- **TASK**: State how many lines of the entries hold the string "color", and output nothing but that count.

- **GIVEN INFORMATION**:
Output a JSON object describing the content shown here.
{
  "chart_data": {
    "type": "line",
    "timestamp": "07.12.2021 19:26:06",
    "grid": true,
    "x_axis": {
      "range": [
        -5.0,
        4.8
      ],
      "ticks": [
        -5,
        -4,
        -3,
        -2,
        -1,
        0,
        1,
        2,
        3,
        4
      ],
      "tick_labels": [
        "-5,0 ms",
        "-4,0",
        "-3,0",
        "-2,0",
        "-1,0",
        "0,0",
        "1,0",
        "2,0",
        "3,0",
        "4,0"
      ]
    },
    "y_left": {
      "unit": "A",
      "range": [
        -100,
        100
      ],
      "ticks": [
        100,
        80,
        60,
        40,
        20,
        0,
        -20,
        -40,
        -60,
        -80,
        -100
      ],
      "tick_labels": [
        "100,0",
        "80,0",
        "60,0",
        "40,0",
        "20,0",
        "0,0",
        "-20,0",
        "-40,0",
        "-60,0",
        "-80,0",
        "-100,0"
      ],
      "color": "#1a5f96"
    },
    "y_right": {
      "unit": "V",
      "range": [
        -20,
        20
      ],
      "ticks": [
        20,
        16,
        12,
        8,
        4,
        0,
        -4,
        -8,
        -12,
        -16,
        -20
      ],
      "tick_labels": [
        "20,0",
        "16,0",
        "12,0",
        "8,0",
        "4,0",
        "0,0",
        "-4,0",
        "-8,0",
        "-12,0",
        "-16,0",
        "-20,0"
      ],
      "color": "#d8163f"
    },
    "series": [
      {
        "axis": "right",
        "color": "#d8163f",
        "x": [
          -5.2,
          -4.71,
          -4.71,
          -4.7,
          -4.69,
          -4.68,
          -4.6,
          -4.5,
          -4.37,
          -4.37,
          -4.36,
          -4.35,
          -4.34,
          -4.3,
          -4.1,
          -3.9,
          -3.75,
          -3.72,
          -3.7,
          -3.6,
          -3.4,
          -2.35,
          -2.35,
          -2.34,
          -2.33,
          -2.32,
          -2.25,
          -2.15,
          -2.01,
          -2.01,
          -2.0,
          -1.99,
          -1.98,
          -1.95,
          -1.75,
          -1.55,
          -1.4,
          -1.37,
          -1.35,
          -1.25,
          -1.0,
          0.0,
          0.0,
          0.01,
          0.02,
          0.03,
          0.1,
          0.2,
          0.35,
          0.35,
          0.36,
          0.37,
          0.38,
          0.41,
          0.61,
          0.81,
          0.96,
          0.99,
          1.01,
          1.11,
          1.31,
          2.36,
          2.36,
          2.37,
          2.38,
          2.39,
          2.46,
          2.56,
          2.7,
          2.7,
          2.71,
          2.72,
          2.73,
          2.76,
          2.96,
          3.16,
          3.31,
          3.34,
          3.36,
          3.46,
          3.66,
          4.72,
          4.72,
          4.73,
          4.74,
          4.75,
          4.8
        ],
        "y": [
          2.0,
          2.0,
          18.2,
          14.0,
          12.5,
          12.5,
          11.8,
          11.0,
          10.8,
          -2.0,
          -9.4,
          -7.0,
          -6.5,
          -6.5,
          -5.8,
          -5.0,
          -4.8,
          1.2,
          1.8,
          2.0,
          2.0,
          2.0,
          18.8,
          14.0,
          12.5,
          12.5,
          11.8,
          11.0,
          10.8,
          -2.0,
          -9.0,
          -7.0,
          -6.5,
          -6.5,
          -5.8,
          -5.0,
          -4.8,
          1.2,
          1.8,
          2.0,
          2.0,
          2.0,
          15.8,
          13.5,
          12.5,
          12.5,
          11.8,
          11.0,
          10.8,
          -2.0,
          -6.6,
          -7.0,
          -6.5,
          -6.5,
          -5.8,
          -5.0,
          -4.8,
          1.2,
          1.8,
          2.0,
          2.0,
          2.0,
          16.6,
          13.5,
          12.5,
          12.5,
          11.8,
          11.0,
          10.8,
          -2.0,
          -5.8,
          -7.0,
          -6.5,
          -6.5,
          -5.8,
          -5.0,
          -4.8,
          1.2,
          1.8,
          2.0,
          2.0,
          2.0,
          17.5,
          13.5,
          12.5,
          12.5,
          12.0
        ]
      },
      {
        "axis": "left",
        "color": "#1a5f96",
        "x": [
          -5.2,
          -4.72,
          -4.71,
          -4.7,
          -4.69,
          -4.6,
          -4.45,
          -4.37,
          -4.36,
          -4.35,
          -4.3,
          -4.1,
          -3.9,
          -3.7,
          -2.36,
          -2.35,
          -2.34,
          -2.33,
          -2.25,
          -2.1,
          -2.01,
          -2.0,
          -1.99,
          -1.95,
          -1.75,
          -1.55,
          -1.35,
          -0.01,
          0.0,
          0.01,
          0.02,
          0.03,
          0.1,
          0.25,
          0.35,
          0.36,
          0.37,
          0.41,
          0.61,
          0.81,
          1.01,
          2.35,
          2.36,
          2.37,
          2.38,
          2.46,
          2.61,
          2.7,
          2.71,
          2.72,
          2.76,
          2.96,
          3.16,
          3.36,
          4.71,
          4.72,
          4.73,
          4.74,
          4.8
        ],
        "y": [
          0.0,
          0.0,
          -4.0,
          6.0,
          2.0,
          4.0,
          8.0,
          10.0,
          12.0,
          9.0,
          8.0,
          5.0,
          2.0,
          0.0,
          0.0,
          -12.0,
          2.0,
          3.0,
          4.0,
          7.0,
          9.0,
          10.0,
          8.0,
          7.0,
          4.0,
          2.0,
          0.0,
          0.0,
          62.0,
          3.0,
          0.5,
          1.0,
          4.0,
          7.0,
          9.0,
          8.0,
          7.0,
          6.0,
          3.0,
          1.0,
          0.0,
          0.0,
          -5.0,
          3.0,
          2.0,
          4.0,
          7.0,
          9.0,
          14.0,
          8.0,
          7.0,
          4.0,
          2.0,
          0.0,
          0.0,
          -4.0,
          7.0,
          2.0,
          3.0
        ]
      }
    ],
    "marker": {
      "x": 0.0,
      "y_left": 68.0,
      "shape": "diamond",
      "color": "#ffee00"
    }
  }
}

- **FINAL RESULT**: 5